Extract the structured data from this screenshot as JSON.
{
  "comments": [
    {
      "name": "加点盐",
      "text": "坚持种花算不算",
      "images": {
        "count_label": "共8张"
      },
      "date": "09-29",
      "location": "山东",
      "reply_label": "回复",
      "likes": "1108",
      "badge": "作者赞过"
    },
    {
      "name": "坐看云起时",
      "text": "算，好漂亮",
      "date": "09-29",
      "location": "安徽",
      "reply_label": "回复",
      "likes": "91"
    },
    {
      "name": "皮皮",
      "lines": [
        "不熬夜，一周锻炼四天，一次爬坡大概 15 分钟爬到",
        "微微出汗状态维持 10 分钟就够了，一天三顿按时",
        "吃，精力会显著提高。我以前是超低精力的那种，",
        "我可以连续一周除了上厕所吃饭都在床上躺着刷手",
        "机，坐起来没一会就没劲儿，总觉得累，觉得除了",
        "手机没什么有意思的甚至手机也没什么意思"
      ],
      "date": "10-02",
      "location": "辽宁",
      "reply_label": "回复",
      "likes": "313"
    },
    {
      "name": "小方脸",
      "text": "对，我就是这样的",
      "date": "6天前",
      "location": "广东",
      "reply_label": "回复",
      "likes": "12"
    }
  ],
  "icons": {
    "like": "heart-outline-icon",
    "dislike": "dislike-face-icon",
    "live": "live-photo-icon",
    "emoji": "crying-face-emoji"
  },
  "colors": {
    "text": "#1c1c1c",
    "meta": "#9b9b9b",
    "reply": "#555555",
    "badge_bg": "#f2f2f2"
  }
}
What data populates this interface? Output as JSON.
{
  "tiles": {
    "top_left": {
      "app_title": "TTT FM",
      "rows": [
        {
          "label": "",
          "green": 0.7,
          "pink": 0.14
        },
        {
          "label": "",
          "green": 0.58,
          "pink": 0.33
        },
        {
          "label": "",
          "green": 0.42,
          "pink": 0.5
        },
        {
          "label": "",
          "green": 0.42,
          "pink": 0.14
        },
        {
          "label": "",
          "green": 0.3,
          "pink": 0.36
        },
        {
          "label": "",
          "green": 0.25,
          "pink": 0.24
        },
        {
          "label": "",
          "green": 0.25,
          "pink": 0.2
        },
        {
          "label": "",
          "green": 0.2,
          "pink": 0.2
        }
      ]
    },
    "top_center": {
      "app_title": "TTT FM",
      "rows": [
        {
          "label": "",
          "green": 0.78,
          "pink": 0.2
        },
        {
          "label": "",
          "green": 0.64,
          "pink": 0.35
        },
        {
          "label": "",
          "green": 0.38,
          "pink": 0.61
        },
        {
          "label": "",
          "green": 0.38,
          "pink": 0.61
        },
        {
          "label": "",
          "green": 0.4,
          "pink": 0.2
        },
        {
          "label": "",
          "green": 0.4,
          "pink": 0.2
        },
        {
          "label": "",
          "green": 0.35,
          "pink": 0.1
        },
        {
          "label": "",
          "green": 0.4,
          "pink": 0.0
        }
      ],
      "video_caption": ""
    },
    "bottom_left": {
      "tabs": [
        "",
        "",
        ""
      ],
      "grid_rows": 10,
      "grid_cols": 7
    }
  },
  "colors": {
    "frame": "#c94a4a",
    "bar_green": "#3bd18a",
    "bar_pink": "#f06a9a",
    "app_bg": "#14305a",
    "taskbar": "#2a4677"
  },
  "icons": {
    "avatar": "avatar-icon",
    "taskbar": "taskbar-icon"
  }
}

# What to produce:
Copy each line of the records above that carries the word "likes".

# The reply:
      "likes": "1108",
      "likes": "91"
      "likes": "313"
      "likes": "12"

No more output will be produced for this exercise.